> Task brief:
Nothing but the lines from the one containing "What's the underlying" through the last line should be written out, please, exactly as they stand.

_ _ _ _

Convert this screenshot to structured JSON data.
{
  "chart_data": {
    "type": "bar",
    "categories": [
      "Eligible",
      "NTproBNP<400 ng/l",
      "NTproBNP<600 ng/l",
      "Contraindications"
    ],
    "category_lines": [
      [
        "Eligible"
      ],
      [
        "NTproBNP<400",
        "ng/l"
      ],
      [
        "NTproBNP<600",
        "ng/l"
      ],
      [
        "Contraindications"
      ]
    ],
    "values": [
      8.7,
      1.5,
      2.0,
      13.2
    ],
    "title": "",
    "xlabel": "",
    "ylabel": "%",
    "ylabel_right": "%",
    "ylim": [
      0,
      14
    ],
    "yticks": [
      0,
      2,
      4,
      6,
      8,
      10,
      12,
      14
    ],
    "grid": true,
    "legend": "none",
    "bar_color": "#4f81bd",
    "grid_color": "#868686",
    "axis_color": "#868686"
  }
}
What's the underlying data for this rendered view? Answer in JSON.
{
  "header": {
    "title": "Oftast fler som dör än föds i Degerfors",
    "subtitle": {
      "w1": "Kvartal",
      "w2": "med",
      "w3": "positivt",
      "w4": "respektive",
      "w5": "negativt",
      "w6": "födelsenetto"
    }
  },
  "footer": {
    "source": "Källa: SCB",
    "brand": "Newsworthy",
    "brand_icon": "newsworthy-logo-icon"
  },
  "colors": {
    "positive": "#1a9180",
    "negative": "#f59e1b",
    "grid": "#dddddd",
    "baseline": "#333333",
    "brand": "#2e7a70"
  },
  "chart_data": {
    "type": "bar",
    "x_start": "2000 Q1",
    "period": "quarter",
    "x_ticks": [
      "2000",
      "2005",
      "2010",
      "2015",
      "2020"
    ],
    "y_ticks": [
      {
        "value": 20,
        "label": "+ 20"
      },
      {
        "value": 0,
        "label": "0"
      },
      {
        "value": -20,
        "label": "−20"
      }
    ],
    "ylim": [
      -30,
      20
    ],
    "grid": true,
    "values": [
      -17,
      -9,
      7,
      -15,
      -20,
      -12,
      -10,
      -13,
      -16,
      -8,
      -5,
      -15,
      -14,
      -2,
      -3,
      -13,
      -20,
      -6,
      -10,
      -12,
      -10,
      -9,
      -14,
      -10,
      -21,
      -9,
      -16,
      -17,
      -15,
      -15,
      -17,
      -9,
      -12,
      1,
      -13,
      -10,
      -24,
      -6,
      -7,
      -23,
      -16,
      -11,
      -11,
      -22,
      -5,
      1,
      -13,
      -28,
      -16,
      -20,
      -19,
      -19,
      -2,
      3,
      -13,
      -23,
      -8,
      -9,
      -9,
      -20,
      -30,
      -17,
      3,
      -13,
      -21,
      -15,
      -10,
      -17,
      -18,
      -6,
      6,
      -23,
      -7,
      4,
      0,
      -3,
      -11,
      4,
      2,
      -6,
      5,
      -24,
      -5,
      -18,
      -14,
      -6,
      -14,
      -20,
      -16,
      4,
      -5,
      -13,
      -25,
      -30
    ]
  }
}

_ _ _ _

> Full answer:
What's the underlying data for this rendered view? Answer in JSON.
{
  "header": {
    "title": "Oftast fler som dör än föds i Degerfors",
    "subtitle": {
      "w1": "Kvartal",
      "w2": "med",
      "w3": "positivt",
      "w4": "respektive",
      "w5": "negativt",
      "w6": "födelsenetto"
    }
  },
  "footer": {
    "source": "Källa: SCB",
    "brand": "Newsworthy",
    "brand_icon": "newsworthy-logo-icon"
  },
  "colors": {
    "positive": "#1a9180",
    "negative": "#f59e1b",
    "grid": "#dddddd",
    "baseline": "#333333",
    "brand": "#2e7a70"
  },
  "chart_data": {
    "type": "bar",
    "x_start": "2000 Q1",
    "period": "quarter",
    "x_ticks": [
      "2000",
      "2005",
      "2010",
      "2015",
      "2020"
    ],
    "y_ticks": [
      {
        "value": 20,
        "label": "+ 20"
      },
      {
        "value": 0,
        "label": "0"
      },
      {
        "value": -20,
        "label": "−20"
      }
    ],
    "ylim": [
      -30,
      20
    ],
    "grid": true,
    "values": [
      -17,
      -9,
      7,
      -15,
      -20,
      -12,
      -10,
      -13,
      -16,
      -8,
      -5,
      -15,
      -14,
      -2,
      -3,
      -13,
      -20,
      -6,
      -10,
      -12,
      -10,
      -9,
      -14,
      -10,
      -21,
      -9,
      -16,
      -17,
      -15,
      -15,
      -17,
      -9,
      -12,
      1,
      -13,
      -10,
      -24,
      -6,
      -7,
      -23,
      -16,
      -11,
      -11,
      -22,
      -5,
      1,
      -13,
      -28,
      -16,
      -20,
      -19,
      -19,
      -2,
      3,
      -13,
      -23,
      -8,
      -9,
      -9,
      -20,
      -30,
      -17,
      3,
      -13,
      -21,
      -15,
      -10,
      -17,
      -18,
      -6,
      6,
      -23,
      -7,
      4,
      0,
      -3,
      -11,
      4,
      2,
      -6,
      5,
      -24,
      -5,
      -18,
      -14,
      -6,
      -14,
      -20,
      -16,
      4,
      -5,
      -13,
      -25,
      -30
    ]
  }
}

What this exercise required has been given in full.